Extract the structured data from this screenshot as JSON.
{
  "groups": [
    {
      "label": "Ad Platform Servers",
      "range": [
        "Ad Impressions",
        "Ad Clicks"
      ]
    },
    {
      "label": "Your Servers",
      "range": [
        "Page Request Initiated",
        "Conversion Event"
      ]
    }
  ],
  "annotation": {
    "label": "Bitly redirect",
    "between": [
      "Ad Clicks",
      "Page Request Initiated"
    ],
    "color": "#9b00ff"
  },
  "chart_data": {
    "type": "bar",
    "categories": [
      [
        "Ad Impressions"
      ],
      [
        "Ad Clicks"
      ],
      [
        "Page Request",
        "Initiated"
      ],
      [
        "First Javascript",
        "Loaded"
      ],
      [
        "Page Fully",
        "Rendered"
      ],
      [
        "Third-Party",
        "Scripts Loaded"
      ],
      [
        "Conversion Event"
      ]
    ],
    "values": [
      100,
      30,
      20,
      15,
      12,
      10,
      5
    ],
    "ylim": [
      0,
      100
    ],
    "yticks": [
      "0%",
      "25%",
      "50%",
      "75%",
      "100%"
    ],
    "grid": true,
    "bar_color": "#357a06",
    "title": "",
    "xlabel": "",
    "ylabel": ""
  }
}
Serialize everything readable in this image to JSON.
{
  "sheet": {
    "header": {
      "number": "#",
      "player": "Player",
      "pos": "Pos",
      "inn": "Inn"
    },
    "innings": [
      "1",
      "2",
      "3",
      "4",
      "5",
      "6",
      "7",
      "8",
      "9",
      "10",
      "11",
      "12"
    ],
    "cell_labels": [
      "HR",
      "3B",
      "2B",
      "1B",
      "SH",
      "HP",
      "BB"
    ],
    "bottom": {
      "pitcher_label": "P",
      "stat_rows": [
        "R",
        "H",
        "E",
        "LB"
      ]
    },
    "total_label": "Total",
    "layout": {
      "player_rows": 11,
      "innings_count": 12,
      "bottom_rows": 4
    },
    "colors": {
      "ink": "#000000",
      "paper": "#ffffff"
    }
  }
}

WHAT IS ASKED:
Every line above should be printed again exactly as it stands.

SOLVED EXERCISE:
Extract the structured data from this screenshot as JSON.
{
  "groups": [
    {
      "label": "Ad Platform Servers",
      "range": [
        "Ad Impressions",
        "Ad Clicks"
      ]
    },
    {
      "label": "Your Servers",
      "range": [
        "Page Request Initiated",
        "Conversion Event"
      ]
    }
  ],
  "annotation": {
    "label": "Bitly redirect",
    "between": [
      "Ad Clicks",
      "Page Request Initiated"
    ],
    "color": "#9b00ff"
  },
  "chart_data": {
    "type": "bar",
    "categories": [
      [
        "Ad Impressions"
      ],
      [
        "Ad Clicks"
      ],
      [
        "Page Request",
        "Initiated"
      ],
      [
        "First Javascript",
        "Loaded"
      ],
      [
        "Page Fully",
        "Rendered"
      ],
      [
        "Third-Party",
        "Scripts Loaded"
      ],
      [
        "Conversion Event"
      ]
    ],
    "values": [
      100,
      30,
      20,
      15,
      12,
      10,
      5
    ],
    "ylim": [
      0,
      100
    ],
    "yticks": [
      "0%",
      "25%",
      "50%",
      "75%",
      "100%"
    ],
    "grid": true,
    "bar_color": "#357a06",
    "title": "",
    "xlabel": "",
    "ylabel": ""
  }
}
Serialize everything readable in this image to JSON.
{
  "sheet": {
    "header": {
      "number": "#",
      "player": "Player",
      "pos": "Pos",
      "inn": "Inn"
    },
    "innings": [
      "1",
      "2",
      "3",
      "4",
      "5",
      "6",
      "7",
      "8",
      "9",
      "10",
      "11",
      "12"
    ],
    "cell_labels": [
      "HR",
      "3B",
      "2B",
      "1B",
      "SH",
      "HP",
      "BB"
    ],
    "bottom": {
      "pitcher_label": "P",
      "stat_rows": [
        "R",
        "H",
        "E",
        "LB"
      ]
    },
    "total_label": "Total",
    "layout": {
      "player_rows": 11,
      "innings_count": 12,
      "bottom_rows": 4
    },
    "colors": {
      "ink": "#000000",
      "paper": "#ffffff"
    }
  }
}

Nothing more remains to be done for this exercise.